+++ Record set
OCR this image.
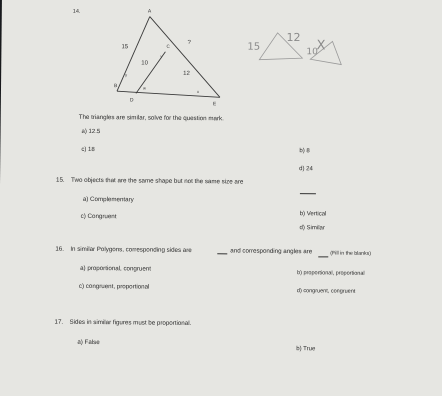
14.	A
B
C
D
E
15
10
12
?
y
y
w
x
15
12
10
X
The triangles are similar, solve for the question mark.
a) 12.5
b) 8
c) 18
d) 24
15. Two objects that are the same shape but not the same size are
a) Complementary
b) Vertical
c) Congruent
d) Similar
16. In similar Polygons, corresponding sides are	and corresponding angles are	(Fill in the blanks)
a) proportional, congruent
b) proportional, proportional
c) congruent, proportional
d) congruent, congruent
17. Sides in similar figures must be proportional.
a) False
b) True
++++++
In the entries above, find the lines containing the word "proportional" and say how many there are, with no other words.

4